» Written request
Transcribe all of the records precisely as they are presented.

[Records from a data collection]
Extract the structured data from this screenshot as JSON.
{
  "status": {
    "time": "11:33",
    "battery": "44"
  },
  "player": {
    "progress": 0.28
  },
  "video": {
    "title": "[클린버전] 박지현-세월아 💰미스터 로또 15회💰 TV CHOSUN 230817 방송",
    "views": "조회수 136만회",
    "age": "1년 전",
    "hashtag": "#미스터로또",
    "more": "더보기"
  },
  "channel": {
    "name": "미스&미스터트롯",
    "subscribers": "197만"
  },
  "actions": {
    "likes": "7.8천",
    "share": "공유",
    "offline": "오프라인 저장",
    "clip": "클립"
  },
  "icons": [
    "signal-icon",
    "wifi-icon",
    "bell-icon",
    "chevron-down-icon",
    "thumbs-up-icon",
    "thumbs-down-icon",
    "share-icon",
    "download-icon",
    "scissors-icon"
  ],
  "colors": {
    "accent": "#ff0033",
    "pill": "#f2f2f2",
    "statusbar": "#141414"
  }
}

» Complete response
Extract the structured data from this screenshot as JSON.
{
  "status": {
    "time": "11:33",
    "battery": "44"
  },
  "player": {
    "progress": 0.28
  },
  "video": {
    "title": "[클린버전] 박지현-세월아 💰미스터 로또 15회💰 TV CHOSUN 230817 방송",
    "views": "조회수 136만회",
    "age": "1년 전",
    "hashtag": "#미스터로또",
    "more": "더보기"
  },
  "channel": {
    "name": "미스&미스터트롯",
    "subscribers": "197만"
  },
  "actions": {
    "likes": "7.8천",
    "share": "공유",
    "offline": "오프라인 저장",
    "clip": "클립"
  },
  "icons": [
    "signal-icon",
    "wifi-icon",
    "bell-icon",
    "chevron-down-icon",
    "thumbs-up-icon",
    "thumbs-down-icon",
    "share-icon",
    "download-icon",
    "scissors-icon"
  ],
  "colors": {
    "accent": "#ff0033",
    "pill": "#f2f2f2",
    "statusbar": "#141414"
  }
}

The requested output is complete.